▶ _Exercise requirements_
Among the lines below, count those with "июля". Give only the number.

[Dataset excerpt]
■ ■ ■

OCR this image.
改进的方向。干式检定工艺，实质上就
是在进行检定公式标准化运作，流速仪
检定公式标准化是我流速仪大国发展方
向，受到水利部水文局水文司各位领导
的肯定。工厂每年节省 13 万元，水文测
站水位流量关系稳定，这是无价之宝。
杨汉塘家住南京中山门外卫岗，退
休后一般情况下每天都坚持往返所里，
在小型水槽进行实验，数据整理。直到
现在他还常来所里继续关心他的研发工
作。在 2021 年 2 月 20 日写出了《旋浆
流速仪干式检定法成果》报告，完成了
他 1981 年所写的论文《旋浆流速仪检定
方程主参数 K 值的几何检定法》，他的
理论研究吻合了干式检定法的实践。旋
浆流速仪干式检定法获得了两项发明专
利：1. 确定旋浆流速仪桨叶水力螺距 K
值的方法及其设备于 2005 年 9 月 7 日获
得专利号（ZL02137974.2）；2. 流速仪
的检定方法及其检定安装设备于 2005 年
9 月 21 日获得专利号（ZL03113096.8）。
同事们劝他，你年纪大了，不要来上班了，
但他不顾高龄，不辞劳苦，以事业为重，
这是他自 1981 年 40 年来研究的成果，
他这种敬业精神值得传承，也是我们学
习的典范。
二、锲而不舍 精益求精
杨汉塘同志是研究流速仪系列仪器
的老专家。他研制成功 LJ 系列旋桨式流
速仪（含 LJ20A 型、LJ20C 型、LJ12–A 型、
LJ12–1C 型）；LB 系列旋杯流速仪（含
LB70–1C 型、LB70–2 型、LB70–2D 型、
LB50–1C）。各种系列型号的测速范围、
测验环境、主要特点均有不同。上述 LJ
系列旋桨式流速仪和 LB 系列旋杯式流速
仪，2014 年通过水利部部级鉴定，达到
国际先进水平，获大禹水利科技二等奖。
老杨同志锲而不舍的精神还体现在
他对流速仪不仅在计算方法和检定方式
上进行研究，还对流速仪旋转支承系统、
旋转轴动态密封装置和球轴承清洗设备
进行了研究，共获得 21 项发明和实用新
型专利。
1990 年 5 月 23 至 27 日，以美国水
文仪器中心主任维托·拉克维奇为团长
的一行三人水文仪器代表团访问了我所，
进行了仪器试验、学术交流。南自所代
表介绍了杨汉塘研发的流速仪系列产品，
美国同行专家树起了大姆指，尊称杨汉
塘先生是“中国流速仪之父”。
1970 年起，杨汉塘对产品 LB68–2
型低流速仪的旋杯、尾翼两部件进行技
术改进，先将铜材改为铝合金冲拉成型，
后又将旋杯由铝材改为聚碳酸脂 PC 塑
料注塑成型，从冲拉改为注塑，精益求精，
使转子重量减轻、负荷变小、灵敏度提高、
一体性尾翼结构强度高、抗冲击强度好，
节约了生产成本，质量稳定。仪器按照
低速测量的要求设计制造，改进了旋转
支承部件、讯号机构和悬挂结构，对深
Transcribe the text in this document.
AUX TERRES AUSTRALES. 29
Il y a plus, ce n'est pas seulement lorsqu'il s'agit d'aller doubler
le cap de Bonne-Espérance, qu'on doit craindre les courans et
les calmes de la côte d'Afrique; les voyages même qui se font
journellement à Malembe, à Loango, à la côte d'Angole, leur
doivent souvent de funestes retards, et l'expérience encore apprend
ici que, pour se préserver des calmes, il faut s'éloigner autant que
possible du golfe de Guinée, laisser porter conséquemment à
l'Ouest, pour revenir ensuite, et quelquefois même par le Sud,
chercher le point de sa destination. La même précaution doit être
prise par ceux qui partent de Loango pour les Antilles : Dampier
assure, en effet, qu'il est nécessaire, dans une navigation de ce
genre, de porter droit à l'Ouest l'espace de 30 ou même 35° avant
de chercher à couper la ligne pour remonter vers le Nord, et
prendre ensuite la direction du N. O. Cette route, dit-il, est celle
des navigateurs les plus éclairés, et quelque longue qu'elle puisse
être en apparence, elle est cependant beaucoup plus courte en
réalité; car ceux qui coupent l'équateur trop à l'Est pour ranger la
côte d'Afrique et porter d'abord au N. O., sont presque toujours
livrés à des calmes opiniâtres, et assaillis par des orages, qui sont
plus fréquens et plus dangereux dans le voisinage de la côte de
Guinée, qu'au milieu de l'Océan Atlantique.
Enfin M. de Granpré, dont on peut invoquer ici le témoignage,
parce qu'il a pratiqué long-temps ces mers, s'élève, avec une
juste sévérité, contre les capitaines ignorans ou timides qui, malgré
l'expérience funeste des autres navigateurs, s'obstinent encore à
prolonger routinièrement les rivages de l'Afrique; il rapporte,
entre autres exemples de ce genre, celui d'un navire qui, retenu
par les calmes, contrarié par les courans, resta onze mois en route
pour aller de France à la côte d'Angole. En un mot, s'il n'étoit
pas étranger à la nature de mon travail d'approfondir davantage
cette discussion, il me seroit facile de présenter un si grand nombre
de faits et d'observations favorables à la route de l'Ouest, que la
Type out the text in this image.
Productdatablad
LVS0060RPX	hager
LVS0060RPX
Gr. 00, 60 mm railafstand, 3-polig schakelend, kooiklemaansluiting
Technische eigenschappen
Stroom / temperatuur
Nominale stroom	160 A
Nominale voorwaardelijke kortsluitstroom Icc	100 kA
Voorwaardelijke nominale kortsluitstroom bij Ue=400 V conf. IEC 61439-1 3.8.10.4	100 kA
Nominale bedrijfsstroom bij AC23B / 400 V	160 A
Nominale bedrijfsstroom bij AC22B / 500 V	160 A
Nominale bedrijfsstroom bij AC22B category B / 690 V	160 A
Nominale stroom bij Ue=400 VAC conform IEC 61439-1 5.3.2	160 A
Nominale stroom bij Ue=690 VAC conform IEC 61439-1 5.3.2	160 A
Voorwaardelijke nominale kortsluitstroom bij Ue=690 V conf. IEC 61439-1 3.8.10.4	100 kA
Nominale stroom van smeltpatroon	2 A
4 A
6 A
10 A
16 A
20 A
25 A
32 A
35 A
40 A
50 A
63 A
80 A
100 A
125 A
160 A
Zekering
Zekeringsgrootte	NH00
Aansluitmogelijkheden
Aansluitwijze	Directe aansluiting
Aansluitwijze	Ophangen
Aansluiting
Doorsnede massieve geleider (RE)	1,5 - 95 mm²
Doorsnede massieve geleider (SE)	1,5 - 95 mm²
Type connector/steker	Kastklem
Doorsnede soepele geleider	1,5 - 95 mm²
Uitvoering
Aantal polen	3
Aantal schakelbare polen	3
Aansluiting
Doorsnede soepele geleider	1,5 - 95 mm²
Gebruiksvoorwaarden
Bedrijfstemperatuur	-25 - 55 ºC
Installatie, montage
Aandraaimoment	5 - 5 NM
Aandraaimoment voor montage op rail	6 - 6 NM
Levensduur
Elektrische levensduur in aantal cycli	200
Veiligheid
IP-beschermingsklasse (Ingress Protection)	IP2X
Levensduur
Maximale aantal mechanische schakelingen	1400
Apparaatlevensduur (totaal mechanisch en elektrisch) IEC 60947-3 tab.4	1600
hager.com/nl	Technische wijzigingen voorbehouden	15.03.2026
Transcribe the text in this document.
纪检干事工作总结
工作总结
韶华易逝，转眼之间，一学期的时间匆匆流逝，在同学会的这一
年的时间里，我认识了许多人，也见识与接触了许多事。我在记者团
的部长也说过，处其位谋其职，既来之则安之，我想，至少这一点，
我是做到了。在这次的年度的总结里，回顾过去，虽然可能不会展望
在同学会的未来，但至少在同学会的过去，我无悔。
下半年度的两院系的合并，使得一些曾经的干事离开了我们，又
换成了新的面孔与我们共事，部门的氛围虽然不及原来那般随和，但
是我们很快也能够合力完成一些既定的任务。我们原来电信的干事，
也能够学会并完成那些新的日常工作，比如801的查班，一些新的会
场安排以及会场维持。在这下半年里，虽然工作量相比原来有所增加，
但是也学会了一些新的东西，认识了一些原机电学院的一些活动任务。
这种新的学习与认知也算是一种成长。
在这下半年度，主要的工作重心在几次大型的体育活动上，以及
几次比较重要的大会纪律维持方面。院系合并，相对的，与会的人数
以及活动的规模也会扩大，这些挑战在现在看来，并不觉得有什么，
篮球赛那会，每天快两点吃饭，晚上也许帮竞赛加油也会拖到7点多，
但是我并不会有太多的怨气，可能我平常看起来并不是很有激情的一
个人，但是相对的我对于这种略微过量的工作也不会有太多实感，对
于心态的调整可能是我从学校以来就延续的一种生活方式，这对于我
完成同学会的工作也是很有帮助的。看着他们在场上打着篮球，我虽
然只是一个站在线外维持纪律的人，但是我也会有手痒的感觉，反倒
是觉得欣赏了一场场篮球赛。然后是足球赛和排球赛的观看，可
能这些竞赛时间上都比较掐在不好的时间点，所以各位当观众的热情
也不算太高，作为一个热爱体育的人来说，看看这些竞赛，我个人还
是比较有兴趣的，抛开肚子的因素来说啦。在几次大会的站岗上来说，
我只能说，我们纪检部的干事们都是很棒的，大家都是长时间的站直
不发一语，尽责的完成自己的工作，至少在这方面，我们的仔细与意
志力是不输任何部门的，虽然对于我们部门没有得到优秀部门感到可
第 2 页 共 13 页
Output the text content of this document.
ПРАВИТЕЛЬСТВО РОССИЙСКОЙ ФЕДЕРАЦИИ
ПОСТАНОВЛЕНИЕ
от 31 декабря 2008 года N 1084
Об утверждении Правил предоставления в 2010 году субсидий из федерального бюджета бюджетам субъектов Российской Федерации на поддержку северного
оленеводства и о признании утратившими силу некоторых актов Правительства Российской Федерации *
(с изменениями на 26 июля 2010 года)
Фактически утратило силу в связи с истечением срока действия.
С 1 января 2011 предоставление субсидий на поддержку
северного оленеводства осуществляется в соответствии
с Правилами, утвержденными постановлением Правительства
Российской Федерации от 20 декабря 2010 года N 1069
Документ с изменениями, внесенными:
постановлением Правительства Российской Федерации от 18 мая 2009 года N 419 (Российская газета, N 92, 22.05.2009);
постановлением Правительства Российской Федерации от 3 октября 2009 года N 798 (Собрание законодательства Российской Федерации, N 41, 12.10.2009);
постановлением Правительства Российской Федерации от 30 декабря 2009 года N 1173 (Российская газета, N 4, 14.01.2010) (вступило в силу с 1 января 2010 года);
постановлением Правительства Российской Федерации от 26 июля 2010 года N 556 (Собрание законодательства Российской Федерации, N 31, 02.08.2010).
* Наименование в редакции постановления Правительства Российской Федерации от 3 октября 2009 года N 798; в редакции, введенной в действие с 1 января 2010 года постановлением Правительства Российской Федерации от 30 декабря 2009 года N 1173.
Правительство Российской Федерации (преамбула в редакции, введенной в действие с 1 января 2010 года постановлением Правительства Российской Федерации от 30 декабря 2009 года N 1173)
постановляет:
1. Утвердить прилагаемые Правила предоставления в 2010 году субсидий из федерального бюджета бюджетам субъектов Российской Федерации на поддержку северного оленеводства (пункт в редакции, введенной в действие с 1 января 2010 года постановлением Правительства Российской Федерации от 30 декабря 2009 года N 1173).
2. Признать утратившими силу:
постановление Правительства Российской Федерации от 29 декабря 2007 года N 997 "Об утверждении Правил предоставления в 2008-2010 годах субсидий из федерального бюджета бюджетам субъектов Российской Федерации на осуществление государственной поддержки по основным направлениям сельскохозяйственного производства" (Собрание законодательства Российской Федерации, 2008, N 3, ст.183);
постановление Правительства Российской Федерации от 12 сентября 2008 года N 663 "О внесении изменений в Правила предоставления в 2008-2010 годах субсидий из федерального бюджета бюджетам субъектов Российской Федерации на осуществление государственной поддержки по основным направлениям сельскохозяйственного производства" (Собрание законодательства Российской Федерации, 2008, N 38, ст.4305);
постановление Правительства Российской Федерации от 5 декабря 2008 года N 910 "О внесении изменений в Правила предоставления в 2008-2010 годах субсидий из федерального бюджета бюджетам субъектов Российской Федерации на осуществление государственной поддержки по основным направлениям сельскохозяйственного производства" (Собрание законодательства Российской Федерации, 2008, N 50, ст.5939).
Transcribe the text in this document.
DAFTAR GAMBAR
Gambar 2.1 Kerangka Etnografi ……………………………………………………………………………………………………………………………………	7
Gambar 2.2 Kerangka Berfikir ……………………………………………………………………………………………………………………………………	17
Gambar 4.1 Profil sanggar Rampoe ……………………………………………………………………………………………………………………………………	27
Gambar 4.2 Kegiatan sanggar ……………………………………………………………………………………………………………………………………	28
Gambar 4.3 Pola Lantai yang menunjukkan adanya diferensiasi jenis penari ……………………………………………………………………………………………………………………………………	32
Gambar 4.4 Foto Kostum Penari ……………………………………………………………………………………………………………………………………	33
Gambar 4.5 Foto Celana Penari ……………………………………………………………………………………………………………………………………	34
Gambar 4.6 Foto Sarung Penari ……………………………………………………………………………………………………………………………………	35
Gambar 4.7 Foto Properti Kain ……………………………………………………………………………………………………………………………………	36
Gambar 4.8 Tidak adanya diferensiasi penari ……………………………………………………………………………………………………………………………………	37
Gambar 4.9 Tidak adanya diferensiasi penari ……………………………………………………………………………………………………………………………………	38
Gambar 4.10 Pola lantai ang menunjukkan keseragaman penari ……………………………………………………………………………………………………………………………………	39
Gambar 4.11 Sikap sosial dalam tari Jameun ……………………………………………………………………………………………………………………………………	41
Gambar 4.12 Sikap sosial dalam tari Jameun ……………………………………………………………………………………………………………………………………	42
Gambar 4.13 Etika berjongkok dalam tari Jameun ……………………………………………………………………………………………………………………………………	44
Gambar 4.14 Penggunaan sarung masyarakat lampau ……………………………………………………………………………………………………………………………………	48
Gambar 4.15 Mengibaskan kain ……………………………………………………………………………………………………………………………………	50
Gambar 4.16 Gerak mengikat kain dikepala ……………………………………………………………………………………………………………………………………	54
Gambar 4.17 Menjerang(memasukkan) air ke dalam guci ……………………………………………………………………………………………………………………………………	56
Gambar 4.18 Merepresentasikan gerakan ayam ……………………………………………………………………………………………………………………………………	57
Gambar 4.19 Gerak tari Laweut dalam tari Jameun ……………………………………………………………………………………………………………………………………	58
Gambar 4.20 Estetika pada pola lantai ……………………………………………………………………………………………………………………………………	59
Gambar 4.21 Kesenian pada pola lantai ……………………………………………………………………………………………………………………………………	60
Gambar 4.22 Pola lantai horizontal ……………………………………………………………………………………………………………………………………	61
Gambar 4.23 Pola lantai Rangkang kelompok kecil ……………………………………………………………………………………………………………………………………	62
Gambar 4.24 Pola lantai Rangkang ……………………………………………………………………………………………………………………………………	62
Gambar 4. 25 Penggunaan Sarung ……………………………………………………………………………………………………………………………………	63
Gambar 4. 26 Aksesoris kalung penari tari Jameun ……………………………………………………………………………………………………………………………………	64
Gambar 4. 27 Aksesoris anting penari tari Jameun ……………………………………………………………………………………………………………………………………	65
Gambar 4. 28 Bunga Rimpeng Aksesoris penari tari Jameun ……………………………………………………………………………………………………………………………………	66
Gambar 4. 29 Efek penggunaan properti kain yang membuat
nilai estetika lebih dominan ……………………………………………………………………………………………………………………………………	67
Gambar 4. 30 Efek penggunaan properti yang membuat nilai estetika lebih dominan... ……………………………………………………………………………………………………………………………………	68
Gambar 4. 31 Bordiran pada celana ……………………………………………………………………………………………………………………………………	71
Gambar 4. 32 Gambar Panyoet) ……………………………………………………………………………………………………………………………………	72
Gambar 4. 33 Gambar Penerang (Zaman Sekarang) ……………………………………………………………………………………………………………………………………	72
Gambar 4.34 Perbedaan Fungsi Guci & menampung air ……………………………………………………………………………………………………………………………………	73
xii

■ ■ ■

▶ _Finished task_
2